Task description: Extract, from the listing that follows, each line containing the word "object".
+++++
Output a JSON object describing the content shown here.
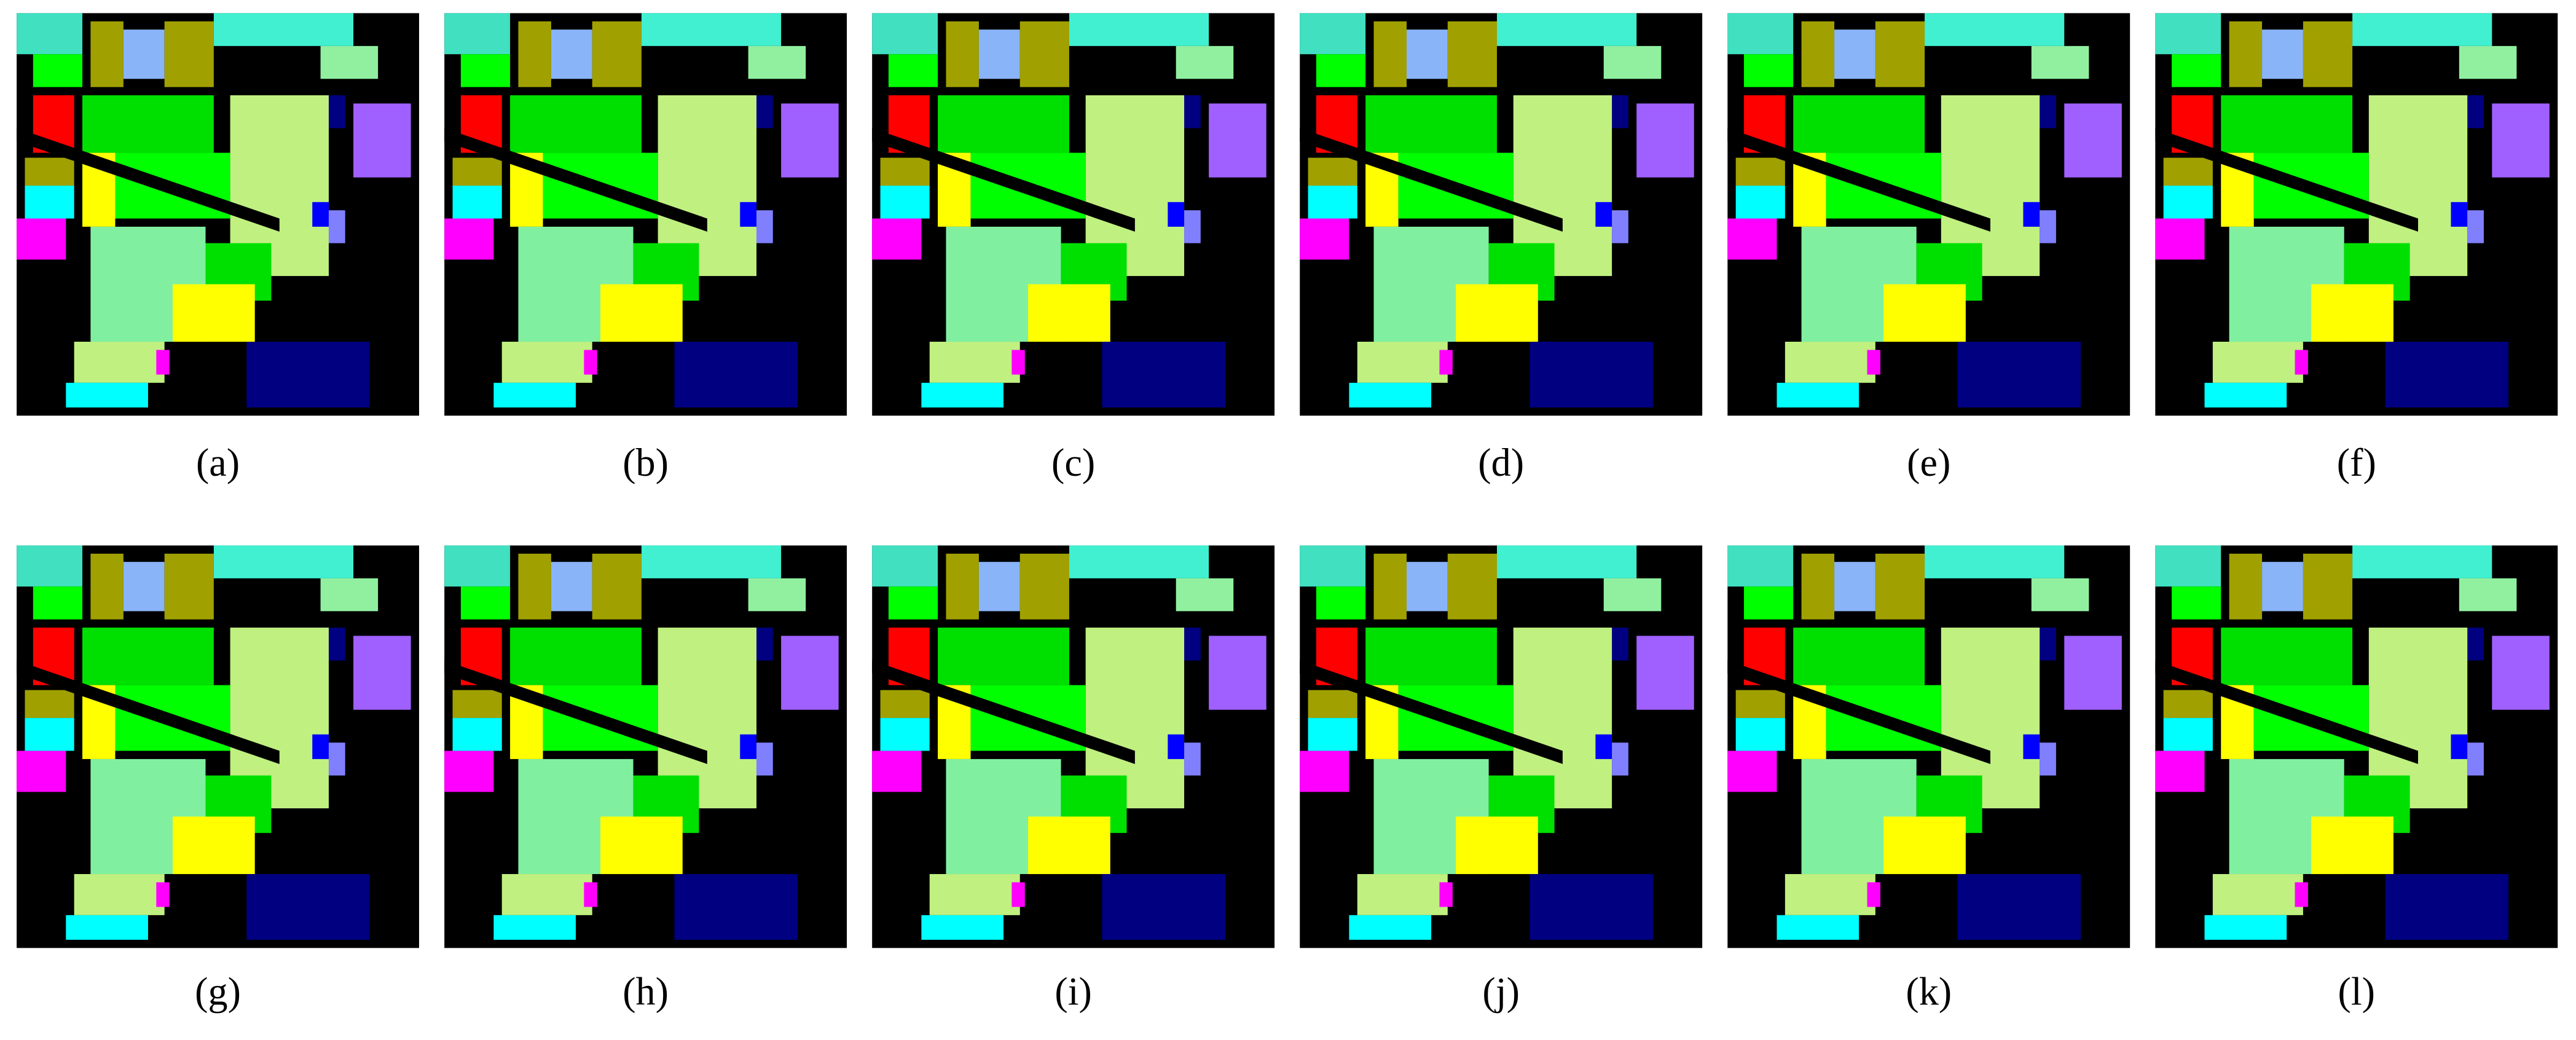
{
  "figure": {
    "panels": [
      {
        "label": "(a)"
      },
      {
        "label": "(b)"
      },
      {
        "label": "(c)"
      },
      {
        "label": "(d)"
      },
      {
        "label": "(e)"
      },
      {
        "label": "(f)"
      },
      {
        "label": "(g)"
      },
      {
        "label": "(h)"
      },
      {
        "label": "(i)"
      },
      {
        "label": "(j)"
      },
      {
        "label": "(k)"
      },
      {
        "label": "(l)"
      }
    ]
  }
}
+++++
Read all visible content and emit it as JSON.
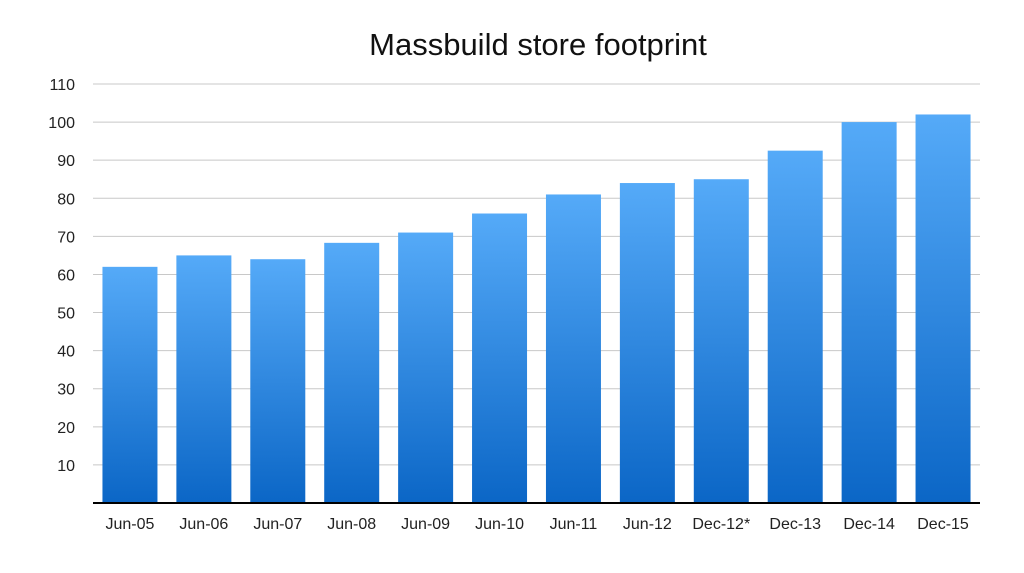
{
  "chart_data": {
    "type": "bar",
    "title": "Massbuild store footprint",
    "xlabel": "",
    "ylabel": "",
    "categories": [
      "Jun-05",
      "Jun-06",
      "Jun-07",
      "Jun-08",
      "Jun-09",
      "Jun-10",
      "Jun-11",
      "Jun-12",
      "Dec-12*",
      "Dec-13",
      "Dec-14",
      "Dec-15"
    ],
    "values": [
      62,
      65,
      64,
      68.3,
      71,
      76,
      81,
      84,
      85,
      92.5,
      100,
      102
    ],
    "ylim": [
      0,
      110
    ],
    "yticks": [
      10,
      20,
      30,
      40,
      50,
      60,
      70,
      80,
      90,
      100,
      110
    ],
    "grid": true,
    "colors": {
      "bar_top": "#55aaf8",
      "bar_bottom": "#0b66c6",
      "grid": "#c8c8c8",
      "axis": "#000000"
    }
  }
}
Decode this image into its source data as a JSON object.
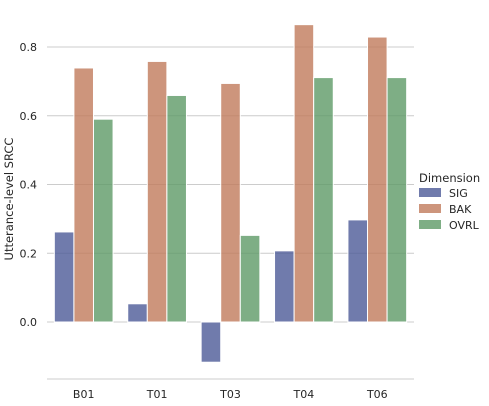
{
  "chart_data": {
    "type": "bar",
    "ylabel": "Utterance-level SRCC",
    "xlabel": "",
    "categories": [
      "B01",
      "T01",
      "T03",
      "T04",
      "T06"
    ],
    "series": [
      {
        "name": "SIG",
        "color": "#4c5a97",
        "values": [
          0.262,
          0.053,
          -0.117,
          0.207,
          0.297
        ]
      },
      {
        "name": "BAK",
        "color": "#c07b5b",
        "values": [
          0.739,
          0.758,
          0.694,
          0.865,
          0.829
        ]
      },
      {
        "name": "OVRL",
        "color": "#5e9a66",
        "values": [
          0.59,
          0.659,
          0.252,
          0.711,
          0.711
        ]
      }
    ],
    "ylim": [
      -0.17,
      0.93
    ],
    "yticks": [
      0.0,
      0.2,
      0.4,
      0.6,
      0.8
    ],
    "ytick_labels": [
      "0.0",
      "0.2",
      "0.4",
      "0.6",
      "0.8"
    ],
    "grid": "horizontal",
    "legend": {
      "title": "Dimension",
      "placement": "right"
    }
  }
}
+++++
Written response:
Output a JSON object describing the content shown here.
Decode this image into its source data as a JSON object.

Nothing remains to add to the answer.